### Task material
[Start]

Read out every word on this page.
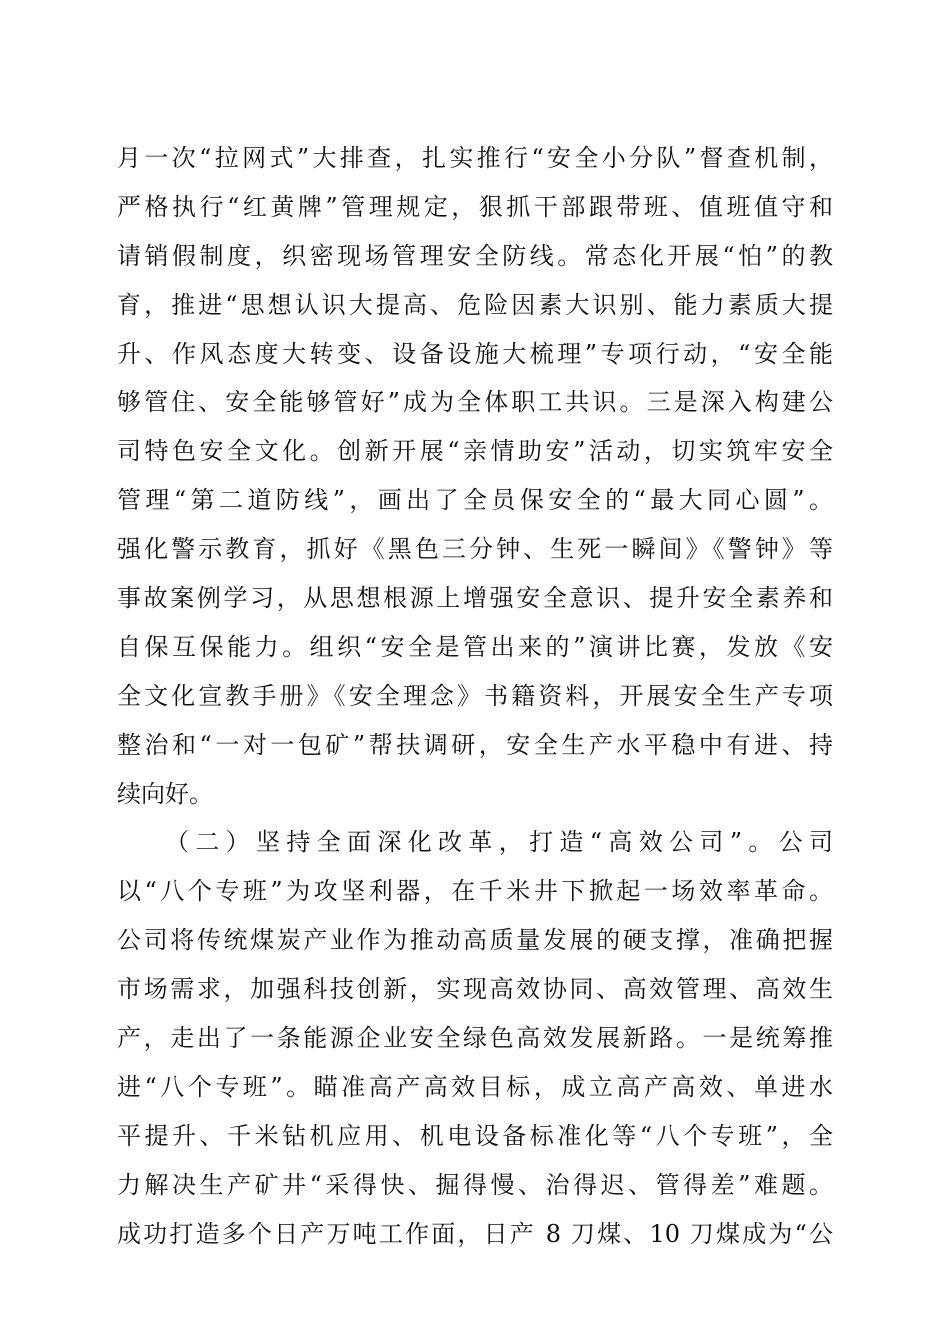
月一次“拉网式”大排查，扎实推行“安全小分队”督查机制，
严格执行“红黄牌”管理规定，狠抓干部跟带班、值班值守和
请销假制度，织密现场管理安全防线。常态化开展“怕”的教
育，推进“思想认识大提高、危险因素大识别、能力素质大提
升、作风态度大转变、设备设施大梳理”专项行动，“安全能
够管住、安全能够管好”成为全体职工共识。三是深入构建公
司特色安全文化。创新开展“亲情助安”活动，切实筑牢安全
管理“第二道防线”，画出了全员保安全的“最大同心圆”。
强化警示教育，抓好《黑色三分钟、生死一瞬间》《警钟》等
事故案例学习，从思想根源上增强安全意识、提升安全素养和
自保互保能力。组织“安全是管出来的”演讲比赛，发放《安
全文化宣教手册》《安全理念》书籍资料，开展安全生产专项
整治和“一对一包矿”帮扶调研，安全生产水平稳中有进、持
续向好。
（二）坚持全面深化改革，打造“高效公司”。公司
以“八个专班”为攻坚利器，在千米井下掀起一场效率革命。
公司将传统煤炭产业作为推动高质量发展的硬支撑，准确把握
市场需求，加强科技创新，实现高效协同、高效管理、高效生
产，走出了一条能源企业安全绿色高效发展新路。一是统筹推
进“八个专班”。瞄准高产高效目标，成立高产高效、单进水
平提升、千米钻机应用、机电设备标准化等“八个专班”，全
力解决生产矿井“采得快、掘得慢、治得迟、管得差”难题。
成功打造多个日产万吨工作面，日产 8 刀煤、10 刀煤成为“公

[End]

### Problem requirements
Scan the listing above and copy all lines containing the word "八个专班".

### Response
以“八个专班”为攻坚利器，在千米井下掀起一场效率革命。
进“八个专班”。瞄准高产高效目标，成立高产高效、单进水
平提升、千米钻机应用、机电设备标准化等“八个专班”，全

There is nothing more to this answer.